── Data extract

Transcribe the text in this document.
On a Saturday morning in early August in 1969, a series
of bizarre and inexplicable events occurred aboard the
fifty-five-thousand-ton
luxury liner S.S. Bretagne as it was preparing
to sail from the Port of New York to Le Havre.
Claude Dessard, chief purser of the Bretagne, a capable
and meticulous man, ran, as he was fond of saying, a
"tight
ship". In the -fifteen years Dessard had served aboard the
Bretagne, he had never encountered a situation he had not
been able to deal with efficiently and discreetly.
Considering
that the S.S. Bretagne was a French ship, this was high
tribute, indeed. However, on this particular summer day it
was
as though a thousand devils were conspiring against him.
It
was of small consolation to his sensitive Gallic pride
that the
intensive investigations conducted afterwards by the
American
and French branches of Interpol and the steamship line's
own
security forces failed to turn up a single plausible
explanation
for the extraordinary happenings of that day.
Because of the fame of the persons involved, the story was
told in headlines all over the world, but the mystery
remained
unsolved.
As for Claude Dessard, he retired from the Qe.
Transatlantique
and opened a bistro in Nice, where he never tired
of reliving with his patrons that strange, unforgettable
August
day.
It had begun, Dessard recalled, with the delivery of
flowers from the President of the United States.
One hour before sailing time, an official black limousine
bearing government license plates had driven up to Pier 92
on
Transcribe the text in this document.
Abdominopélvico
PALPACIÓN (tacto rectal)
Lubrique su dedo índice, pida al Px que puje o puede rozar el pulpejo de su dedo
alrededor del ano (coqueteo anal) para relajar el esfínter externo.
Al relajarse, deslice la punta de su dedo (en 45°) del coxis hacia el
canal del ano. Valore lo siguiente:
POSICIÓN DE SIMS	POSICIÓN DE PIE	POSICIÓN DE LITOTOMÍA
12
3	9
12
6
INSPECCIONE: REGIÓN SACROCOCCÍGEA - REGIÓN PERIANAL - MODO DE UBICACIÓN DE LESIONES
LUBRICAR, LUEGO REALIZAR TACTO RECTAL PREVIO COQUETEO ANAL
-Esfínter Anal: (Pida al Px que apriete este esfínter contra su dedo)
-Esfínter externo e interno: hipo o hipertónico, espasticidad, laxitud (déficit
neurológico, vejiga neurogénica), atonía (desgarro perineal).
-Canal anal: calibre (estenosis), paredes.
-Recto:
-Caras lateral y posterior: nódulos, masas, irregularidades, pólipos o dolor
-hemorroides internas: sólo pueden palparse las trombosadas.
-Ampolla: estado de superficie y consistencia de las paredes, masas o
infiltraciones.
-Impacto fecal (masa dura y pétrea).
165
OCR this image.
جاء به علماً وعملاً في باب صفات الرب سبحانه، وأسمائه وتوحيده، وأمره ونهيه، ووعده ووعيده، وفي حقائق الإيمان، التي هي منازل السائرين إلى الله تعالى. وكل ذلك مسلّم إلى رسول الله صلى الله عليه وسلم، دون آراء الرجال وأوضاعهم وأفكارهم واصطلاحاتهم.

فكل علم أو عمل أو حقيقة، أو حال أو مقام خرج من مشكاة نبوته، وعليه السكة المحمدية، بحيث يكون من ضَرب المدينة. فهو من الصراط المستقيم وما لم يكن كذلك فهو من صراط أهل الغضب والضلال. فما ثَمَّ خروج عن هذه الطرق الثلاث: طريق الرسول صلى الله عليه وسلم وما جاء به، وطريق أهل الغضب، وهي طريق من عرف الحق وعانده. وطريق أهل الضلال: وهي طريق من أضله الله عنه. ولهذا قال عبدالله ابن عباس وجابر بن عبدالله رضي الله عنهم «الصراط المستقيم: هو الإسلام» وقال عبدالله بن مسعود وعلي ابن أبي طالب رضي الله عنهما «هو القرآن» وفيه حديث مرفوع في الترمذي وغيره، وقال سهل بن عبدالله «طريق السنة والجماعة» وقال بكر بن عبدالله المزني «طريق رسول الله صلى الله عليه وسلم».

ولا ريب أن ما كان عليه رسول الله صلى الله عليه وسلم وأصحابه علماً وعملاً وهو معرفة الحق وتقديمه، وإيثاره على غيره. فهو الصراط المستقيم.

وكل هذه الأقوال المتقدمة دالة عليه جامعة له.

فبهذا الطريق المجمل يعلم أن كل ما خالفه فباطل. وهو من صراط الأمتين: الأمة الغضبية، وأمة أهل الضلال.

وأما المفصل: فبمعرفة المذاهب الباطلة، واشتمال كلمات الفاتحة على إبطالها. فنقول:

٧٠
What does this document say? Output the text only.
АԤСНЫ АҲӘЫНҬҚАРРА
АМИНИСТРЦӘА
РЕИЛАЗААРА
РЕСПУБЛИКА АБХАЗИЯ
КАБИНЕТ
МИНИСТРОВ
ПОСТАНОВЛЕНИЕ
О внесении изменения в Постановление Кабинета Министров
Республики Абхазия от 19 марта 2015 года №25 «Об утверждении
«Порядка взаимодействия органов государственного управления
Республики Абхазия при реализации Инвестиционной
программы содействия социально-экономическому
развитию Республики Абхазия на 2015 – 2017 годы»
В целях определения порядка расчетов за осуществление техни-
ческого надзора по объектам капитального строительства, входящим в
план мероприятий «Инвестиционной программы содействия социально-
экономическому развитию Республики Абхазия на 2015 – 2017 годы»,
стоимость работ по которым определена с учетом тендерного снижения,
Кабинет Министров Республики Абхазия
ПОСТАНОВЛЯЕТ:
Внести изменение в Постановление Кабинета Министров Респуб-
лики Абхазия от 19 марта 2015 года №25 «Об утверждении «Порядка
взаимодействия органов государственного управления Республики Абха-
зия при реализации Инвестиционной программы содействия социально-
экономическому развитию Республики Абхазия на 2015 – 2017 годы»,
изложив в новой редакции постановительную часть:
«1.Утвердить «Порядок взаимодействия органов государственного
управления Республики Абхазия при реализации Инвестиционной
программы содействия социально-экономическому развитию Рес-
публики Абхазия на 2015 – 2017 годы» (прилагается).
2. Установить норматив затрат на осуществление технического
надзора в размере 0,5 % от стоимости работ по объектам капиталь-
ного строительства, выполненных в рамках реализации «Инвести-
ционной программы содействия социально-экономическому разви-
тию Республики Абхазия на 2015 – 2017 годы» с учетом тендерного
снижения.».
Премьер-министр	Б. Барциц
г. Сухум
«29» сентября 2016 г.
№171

────

§ Task brief
Give the records above again, word for word.

§ Reply
Transcribe the text in this document.
On a Saturday morning in early August in 1969, a series
of bizarre and inexplicable events occurred aboard the
fifty-five-thousand-ton
luxury liner S.S. Bretagne as it was preparing
to sail from the Port of New York to Le Havre.
Claude Dessard, chief purser of the Bretagne, a capable
and meticulous man, ran, as he was fond of saying, a
"tight
ship". In the -fifteen years Dessard had served aboard the
Bretagne, he had never encountered a situation he had not
been able to deal with efficiently and discreetly.
Considering
that the S.S. Bretagne was a French ship, this was high
tribute, indeed. However, on this particular summer day it
was
as though a thousand devils were conspiring against him.
It
was of small consolation to his sensitive Gallic pride
that the
intensive investigations conducted afterwards by the
American
and French branches of Interpol and the steamship line's
own
security forces failed to turn up a single plausible
explanation
for the extraordinary happenings of that day.
Because of the fame of the persons involved, the story was
told in headlines all over the world, but the mystery
remained
unsolved.
As for Claude Dessard, he retired from the Qe.
Transatlantique
and opened a bistro in Nice, where he never tired
of reliving with his patrons that strange, unforgettable
August
day.
It had begun, Dessard recalled, with the delivery of
flowers from the President of the United States.
One hour before sailing time, an official black limousine
bearing government license plates had driven up to Pier 92
on
Transcribe the text in this document.
Abdominopélvico
PALPACIÓN (tacto rectal)
Lubrique su dedo índice, pida al Px que puje o puede rozar el pulpejo de su dedo
alrededor del ano (coqueteo anal) para relajar el esfínter externo.
Al relajarse, deslice la punta de su dedo (en 45°) del coxis hacia el
canal del ano. Valore lo siguiente:
POSICIÓN DE SIMS	POSICIÓN DE PIE	POSICIÓN DE LITOTOMÍA
12
3	9
12
6
INSPECCIONE: REGIÓN SACROCOCCÍGEA - REGIÓN PERIANAL - MODO DE UBICACIÓN DE LESIONES
LUBRICAR, LUEGO REALIZAR TACTO RECTAL PREVIO COQUETEO ANAL
-Esfínter Anal: (Pida al Px que apriete este esfínter contra su dedo)
-Esfínter externo e interno: hipo o hipertónico, espasticidad, laxitud (déficit
neurológico, vejiga neurogénica), atonía (desgarro perineal).
-Canal anal: calibre (estenosis), paredes.
-Recto:
-Caras lateral y posterior: nódulos, masas, irregularidades, pólipos o dolor
-hemorroides internas: sólo pueden palparse las trombosadas.
-Ampolla: estado de superficie y consistencia de las paredes, masas o
infiltraciones.
-Impacto fecal (masa dura y pétrea).
165
OCR this image.
جاء به علماً وعملاً في باب صفات الرب سبحانه، وأسمائه وتوحيده، وأمره ونهيه، ووعده ووعيده، وفي حقائق الإيمان، التي هي منازل السائرين إلى الله تعالى. وكل ذلك مسلّم إلى رسول الله صلى الله عليه وسلم، دون آراء الرجال وأوضاعهم وأفكارهم واصطلاحاتهم.

فكل علم أو عمل أو حقيقة، أو حال أو مقام خرج من مشكاة نبوته، وعليه السكة المحمدية، بحيث يكون من ضَرب المدينة. فهو من الصراط المستقيم وما لم يكن كذلك فهو من صراط أهل الغضب والضلال. فما ثَمَّ خروج عن هذه الطرق الثلاث: طريق الرسول صلى الله عليه وسلم وما جاء به، وطريق أهل الغضب، وهي طريق من عرف الحق وعانده. وطريق أهل الضلال: وهي طريق من أضله الله عنه. ولهذا قال عبدالله ابن عباس وجابر بن عبدالله رضي الله عنهم «الصراط المستقيم: هو الإسلام» وقال عبدالله بن مسعود وعلي ابن أبي طالب رضي الله عنهما «هو القرآن» وفيه حديث مرفوع في الترمذي وغيره، وقال سهل بن عبدالله «طريق السنة والجماعة» وقال بكر بن عبدالله المزني «طريق رسول الله صلى الله عليه وسلم».

ولا ريب أن ما كان عليه رسول الله صلى الله عليه وسلم وأصحابه علماً وعملاً وهو معرفة الحق وتقديمه، وإيثاره على غيره. فهو الصراط المستقيم.

وكل هذه الأقوال المتقدمة دالة عليه جامعة له.

فبهذا الطريق المجمل يعلم أن كل ما خالفه فباطل. وهو من صراط الأمتين: الأمة الغضبية، وأمة أهل الضلال.

وأما المفصل: فبمعرفة المذاهب الباطلة، واشتمال كلمات الفاتحة على إبطالها. فنقول:

٧٠
What does this document say? Output the text only.
АԤСНЫ АҲӘЫНҬҚАРРА
АМИНИСТРЦӘА
РЕИЛАЗААРА
РЕСПУБЛИКА АБХАЗИЯ
КАБИНЕТ
МИНИСТРОВ
ПОСТАНОВЛЕНИЕ
О внесении изменения в Постановление Кабинета Министров
Республики Абхазия от 19 марта 2015 года №25 «Об утверждении
«Порядка взаимодействия органов государственного управления
Республики Абхазия при реализации Инвестиционной
программы содействия социально-экономическому
развитию Республики Абхазия на 2015 – 2017 годы»
В целях определения порядка расчетов за осуществление техни-
ческого надзора по объектам капитального строительства, входящим в
план мероприятий «Инвестиционной программы содействия социально-
экономическому развитию Республики Абхазия на 2015 – 2017 годы»,
стоимость работ по которым определена с учетом тендерного снижения,
Кабинет Министров Республики Абхазия
ПОСТАНОВЛЯЕТ:
Внести изменение в Постановление Кабинета Министров Респуб-
лики Абхазия от 19 марта 2015 года №25 «Об утверждении «Порядка
взаимодействия органов государственного управления Республики Абха-
зия при реализации Инвестиционной программы содействия социально-
экономическому развитию Республики Абхазия на 2015 – 2017 годы»,
изложив в новой редакции постановительную часть:
«1.Утвердить «Порядок взаимодействия органов государственного
управления Республики Абхазия при реализации Инвестиционной
программы содействия социально-экономическому развитию Рес-
публики Абхазия на 2015 – 2017 годы» (прилагается).
2. Установить норматив затрат на осуществление технического
надзора в размере 0,5 % от стоимости работ по объектам капиталь-
ного строительства, выполненных в рамках реализации «Инвести-
ционной программы содействия социально-экономическому разви-
тию Республики Абхазия на 2015 – 2017 годы» с учетом тендерного
снижения.».
Премьер-министр	Б. Барциц
г. Сухум
«29» сентября 2016 г.
№171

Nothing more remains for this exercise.